### Requirements
Show every line below where "stage" can be found.

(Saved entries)
========================
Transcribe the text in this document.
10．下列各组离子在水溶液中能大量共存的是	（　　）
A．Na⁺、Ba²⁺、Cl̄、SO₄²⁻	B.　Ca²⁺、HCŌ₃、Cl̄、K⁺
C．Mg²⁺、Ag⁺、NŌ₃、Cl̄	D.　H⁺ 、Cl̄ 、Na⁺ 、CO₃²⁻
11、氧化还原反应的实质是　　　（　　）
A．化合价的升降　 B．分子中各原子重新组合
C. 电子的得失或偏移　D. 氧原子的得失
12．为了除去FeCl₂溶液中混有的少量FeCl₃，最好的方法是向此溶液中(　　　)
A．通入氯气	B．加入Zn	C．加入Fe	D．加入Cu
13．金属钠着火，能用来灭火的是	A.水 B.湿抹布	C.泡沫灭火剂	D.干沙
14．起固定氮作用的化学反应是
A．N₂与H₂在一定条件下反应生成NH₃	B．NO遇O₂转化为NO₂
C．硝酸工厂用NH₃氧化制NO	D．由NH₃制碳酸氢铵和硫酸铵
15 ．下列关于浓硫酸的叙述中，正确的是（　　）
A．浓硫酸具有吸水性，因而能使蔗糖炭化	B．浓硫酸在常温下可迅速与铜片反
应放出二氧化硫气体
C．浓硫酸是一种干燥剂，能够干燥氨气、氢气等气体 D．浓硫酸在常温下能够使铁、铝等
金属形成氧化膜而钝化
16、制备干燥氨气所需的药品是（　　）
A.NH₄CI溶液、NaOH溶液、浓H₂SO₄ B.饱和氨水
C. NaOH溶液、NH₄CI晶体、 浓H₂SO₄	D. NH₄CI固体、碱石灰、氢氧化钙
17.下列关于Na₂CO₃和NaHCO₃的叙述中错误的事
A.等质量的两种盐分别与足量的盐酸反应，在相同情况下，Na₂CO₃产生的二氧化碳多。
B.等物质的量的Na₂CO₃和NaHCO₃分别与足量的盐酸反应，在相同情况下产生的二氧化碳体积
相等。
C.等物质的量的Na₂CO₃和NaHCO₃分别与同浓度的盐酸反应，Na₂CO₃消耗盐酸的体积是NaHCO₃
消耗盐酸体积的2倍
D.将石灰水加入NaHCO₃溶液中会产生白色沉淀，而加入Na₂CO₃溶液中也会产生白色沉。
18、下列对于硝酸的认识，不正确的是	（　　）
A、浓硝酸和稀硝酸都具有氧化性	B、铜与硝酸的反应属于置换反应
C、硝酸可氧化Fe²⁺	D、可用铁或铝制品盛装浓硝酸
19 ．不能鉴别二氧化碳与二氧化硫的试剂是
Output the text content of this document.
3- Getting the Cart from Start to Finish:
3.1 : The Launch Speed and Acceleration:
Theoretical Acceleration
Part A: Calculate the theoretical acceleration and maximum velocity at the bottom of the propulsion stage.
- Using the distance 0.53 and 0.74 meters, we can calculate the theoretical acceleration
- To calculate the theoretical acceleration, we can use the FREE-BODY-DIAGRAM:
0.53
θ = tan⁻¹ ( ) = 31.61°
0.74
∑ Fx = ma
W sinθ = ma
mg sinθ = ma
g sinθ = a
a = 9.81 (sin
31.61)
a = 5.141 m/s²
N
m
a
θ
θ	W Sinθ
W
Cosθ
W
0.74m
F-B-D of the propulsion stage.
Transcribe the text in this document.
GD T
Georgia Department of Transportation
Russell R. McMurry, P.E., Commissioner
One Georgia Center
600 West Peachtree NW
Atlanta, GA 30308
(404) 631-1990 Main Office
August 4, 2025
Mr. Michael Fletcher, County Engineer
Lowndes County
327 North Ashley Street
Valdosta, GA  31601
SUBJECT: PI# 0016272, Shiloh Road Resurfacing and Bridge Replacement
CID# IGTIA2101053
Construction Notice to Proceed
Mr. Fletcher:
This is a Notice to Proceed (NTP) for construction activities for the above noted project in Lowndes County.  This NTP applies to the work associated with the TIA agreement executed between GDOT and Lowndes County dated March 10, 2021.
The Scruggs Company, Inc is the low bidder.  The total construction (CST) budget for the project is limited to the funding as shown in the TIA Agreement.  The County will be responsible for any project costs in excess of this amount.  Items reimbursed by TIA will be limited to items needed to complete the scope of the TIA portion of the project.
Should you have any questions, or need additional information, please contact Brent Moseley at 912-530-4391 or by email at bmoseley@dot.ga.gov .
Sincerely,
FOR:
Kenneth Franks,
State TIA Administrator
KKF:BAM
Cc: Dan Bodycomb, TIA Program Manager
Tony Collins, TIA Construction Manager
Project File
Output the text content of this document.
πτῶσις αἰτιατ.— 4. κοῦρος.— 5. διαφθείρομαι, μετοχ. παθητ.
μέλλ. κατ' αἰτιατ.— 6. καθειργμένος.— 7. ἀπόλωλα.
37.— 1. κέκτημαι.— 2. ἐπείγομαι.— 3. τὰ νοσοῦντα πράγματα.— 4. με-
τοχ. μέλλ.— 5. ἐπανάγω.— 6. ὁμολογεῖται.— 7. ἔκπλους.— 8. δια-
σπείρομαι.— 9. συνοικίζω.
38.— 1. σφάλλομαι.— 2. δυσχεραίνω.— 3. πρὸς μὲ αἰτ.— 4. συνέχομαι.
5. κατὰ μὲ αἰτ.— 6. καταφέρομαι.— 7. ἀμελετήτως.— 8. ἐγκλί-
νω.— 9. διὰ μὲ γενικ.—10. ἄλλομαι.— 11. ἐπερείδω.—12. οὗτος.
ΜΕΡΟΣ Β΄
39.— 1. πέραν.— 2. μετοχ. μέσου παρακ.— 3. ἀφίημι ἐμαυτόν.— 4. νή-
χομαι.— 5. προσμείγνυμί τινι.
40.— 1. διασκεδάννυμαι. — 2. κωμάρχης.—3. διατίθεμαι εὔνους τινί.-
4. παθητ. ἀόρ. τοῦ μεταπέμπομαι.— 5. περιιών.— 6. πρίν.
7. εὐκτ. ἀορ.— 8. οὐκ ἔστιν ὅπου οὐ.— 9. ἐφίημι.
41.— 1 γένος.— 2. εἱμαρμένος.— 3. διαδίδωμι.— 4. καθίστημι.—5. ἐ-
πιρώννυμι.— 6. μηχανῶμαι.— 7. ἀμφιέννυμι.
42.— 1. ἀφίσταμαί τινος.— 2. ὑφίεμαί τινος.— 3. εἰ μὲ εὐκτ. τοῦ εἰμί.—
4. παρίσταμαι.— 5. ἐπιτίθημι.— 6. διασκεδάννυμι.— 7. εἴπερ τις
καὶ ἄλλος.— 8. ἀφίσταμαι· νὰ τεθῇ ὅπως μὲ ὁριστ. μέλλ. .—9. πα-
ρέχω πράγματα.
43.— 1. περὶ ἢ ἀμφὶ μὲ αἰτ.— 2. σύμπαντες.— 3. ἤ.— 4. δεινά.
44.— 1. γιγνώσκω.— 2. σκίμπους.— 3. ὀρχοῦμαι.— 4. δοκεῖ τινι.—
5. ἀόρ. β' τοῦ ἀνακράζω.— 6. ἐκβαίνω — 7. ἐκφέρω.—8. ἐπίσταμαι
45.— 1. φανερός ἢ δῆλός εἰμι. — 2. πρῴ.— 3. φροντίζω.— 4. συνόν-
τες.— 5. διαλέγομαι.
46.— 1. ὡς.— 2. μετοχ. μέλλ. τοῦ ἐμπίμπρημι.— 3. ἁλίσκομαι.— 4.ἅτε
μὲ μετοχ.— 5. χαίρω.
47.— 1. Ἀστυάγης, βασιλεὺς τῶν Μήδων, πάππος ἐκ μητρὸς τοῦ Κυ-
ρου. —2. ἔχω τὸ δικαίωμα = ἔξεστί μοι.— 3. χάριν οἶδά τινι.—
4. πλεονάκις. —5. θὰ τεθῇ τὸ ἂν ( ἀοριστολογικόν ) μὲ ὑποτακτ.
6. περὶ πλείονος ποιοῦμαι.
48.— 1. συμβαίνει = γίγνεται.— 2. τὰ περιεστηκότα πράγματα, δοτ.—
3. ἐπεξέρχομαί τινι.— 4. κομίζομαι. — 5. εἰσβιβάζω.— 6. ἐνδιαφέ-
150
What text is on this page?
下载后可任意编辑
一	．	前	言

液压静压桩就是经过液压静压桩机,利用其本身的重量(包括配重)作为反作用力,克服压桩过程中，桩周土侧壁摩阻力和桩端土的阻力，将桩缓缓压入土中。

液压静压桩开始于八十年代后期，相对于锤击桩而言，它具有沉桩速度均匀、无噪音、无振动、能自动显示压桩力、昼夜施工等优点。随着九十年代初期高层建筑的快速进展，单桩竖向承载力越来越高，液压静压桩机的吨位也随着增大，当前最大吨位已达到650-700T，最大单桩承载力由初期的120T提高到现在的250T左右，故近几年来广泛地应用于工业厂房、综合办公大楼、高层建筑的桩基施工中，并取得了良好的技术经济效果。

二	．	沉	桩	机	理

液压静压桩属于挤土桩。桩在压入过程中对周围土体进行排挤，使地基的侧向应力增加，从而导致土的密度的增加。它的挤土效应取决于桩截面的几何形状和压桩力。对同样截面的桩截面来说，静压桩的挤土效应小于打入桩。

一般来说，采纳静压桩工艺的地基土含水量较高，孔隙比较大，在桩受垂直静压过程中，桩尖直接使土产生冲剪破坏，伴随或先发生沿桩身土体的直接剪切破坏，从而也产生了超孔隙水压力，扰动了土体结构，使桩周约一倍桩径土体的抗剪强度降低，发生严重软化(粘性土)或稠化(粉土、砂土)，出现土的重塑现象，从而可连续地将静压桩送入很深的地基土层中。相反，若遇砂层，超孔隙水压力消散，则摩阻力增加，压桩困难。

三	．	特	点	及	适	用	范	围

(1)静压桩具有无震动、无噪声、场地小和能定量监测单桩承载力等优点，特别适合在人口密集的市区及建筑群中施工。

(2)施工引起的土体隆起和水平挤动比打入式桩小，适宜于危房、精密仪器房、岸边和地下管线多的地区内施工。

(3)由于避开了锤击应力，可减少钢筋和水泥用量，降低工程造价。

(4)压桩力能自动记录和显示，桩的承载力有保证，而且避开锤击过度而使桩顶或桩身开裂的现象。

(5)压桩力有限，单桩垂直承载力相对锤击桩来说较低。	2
========================
### Solution
Part A: Calculate the theoretical acceleration and maximum velocity at the bottom of the propulsion stage.
F-B-D of the propulsion stage.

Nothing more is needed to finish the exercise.